Excerpts from a figure dataset>

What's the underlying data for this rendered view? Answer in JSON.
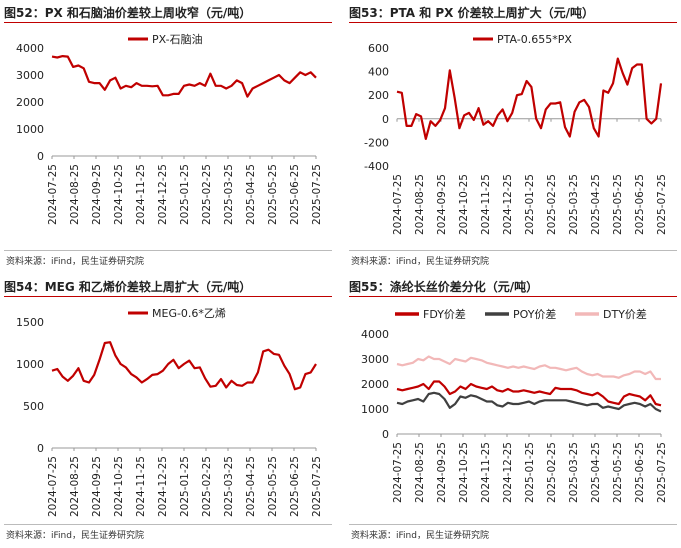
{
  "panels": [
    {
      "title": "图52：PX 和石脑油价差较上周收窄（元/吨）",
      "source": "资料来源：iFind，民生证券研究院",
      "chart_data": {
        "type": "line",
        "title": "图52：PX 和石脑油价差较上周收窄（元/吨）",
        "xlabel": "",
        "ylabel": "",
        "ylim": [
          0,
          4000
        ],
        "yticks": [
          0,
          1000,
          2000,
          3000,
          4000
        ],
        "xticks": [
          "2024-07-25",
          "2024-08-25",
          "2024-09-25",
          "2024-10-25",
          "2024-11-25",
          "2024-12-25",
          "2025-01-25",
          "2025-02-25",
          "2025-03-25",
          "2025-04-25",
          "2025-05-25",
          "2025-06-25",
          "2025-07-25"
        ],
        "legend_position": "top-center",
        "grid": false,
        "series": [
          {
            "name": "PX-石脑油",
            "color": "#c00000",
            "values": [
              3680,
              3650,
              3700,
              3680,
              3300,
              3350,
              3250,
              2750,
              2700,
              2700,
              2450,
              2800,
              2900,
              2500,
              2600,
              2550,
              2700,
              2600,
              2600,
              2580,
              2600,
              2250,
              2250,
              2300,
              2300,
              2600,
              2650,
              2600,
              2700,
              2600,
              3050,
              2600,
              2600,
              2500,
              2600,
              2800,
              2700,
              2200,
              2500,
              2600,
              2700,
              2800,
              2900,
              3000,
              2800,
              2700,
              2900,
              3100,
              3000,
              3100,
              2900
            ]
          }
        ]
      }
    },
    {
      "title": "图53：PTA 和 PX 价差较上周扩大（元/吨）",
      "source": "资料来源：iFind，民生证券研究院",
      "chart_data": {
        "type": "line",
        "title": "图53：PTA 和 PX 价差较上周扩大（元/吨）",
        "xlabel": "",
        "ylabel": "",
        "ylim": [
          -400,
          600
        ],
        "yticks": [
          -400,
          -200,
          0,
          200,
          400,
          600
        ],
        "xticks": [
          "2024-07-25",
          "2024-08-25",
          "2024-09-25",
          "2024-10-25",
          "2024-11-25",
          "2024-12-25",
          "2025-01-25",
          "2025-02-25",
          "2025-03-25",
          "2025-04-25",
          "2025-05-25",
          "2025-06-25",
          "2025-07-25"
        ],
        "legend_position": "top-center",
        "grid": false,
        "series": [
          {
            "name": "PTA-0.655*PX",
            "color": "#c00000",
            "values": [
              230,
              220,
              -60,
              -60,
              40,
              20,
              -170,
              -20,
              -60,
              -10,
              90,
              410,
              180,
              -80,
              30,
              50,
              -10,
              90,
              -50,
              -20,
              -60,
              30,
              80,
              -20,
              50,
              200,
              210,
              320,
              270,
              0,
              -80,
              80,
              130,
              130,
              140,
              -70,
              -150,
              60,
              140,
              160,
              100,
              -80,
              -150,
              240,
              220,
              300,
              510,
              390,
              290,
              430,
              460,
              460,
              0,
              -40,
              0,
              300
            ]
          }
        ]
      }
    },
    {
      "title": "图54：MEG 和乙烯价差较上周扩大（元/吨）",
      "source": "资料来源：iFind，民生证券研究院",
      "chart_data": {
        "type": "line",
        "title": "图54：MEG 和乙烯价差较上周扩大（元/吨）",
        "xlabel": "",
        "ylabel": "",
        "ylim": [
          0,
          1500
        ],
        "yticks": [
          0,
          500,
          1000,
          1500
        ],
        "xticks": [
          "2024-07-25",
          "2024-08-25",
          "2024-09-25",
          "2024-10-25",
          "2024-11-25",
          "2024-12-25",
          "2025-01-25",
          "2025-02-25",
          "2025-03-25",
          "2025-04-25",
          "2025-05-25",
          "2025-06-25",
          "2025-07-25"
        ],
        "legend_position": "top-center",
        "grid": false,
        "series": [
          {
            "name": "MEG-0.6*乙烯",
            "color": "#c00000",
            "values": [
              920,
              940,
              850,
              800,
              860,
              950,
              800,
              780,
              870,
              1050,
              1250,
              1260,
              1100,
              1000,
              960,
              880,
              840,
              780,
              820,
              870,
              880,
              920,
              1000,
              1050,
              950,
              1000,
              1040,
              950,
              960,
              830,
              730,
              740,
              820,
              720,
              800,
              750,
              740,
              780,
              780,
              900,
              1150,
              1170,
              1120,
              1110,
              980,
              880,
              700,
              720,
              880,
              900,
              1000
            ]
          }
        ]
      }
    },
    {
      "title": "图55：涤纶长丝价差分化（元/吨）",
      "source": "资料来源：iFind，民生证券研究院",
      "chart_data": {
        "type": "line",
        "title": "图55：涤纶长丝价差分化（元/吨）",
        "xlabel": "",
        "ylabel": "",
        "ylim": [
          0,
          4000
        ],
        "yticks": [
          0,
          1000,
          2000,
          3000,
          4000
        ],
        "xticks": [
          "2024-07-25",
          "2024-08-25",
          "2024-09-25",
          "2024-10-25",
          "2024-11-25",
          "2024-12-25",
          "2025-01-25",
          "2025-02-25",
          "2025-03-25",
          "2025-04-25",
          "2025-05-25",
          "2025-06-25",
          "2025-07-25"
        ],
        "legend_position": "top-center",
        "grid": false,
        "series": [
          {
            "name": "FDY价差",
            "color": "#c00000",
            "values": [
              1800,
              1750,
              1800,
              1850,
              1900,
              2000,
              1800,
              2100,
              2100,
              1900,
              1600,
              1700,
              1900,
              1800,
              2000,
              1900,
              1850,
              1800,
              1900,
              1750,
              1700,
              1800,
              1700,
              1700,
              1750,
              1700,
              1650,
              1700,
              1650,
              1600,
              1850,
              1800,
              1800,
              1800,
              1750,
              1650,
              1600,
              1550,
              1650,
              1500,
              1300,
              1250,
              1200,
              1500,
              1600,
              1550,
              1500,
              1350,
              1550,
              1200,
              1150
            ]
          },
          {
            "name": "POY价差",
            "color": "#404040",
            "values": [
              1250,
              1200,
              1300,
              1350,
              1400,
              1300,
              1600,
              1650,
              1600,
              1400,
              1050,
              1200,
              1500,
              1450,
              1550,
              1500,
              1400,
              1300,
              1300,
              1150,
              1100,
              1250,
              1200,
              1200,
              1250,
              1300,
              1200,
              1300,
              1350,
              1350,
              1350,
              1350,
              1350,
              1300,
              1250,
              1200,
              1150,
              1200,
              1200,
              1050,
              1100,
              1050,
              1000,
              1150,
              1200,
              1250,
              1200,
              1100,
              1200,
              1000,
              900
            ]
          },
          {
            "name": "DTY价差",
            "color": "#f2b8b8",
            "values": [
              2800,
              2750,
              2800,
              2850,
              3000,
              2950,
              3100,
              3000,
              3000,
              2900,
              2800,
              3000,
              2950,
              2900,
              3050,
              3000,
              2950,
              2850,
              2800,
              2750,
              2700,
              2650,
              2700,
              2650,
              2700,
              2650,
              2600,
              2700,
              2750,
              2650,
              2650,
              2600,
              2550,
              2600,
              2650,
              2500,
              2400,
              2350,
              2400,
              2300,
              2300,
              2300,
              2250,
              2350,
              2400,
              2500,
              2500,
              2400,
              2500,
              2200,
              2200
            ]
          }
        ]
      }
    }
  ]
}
--
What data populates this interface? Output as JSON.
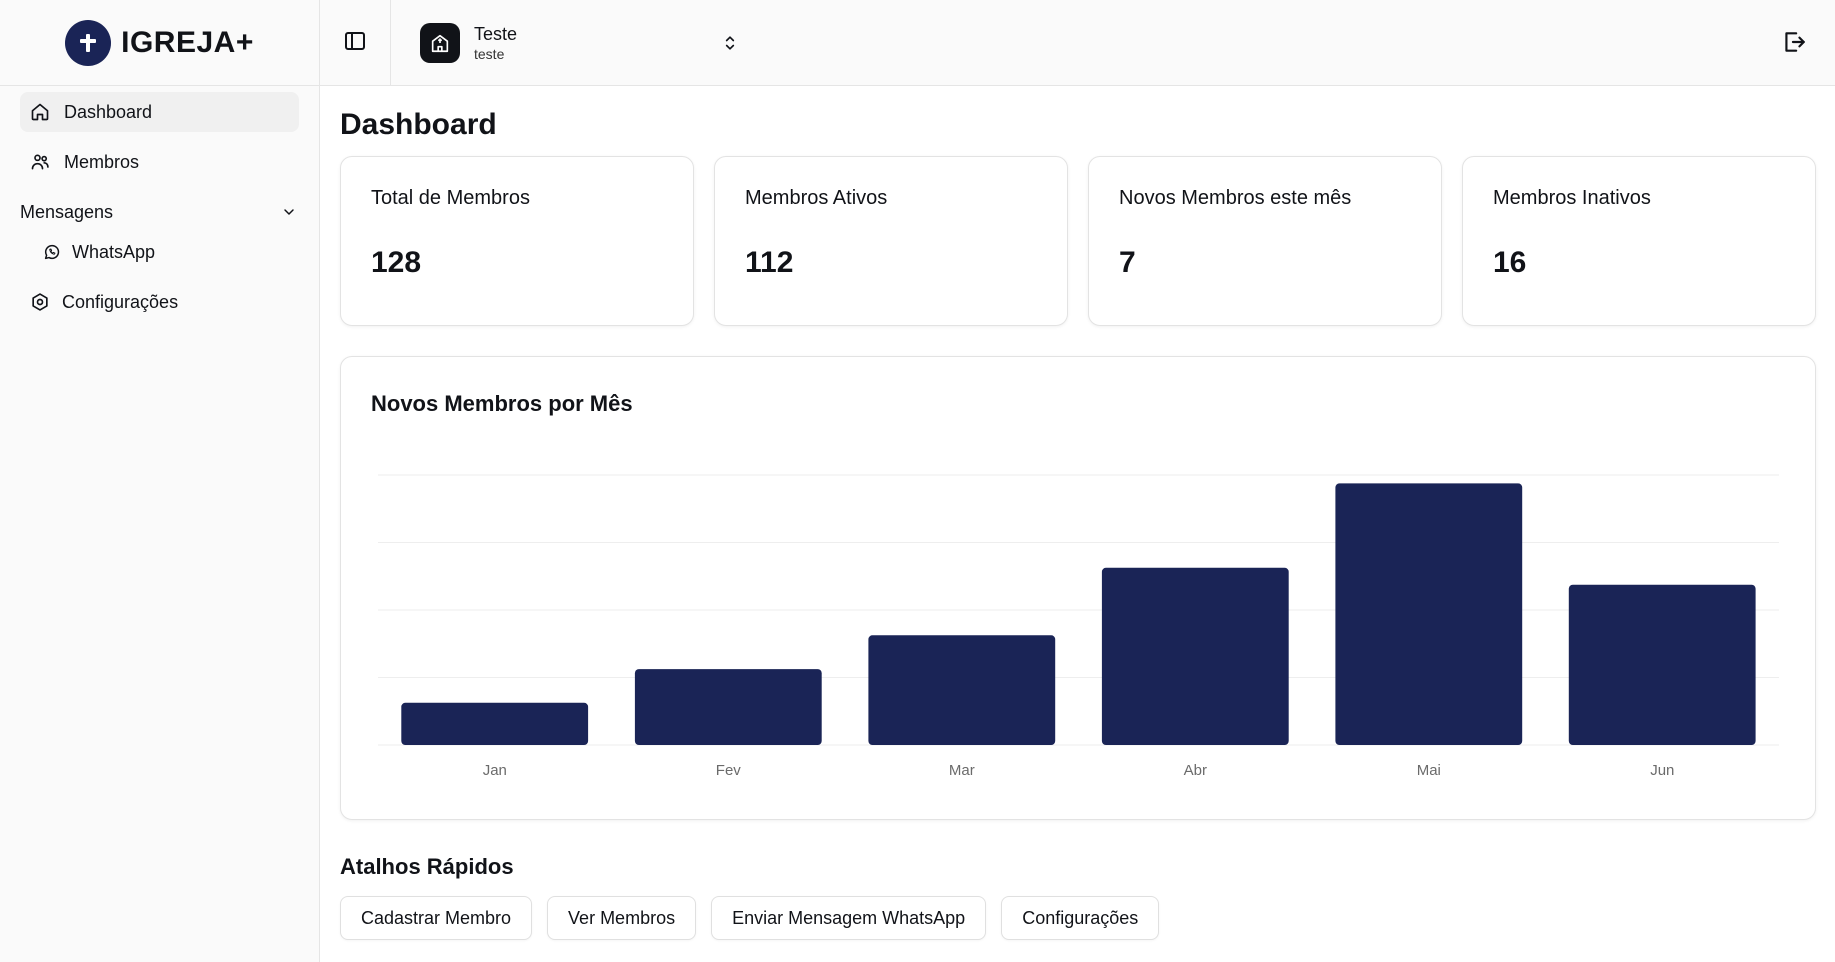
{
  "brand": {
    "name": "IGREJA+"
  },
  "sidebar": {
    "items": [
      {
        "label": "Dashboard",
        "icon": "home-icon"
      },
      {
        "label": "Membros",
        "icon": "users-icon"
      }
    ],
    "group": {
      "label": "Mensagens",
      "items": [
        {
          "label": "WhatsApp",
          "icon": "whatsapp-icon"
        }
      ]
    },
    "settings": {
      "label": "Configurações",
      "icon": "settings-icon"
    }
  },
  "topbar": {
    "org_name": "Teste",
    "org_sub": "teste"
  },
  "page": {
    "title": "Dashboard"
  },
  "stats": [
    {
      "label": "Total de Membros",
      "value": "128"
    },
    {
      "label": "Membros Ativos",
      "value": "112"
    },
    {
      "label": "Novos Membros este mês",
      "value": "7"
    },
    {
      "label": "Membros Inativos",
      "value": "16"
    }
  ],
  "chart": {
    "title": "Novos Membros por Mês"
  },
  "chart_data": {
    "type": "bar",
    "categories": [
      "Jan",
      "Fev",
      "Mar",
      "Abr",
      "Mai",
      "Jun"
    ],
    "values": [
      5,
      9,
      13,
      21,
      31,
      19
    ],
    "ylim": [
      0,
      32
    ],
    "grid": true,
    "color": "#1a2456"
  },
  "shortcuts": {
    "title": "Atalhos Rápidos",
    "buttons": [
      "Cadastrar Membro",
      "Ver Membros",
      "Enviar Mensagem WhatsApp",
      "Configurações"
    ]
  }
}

TO DO>
Go through the material and select each line with the string "和乙烯价差较上周扩大" in it.

ANSWER>
      "title": "图54：MEG 和乙烯价差较上周扩大（元/吨）",
        "title": "图54：MEG 和乙烯价差较上周扩大（元/吨）",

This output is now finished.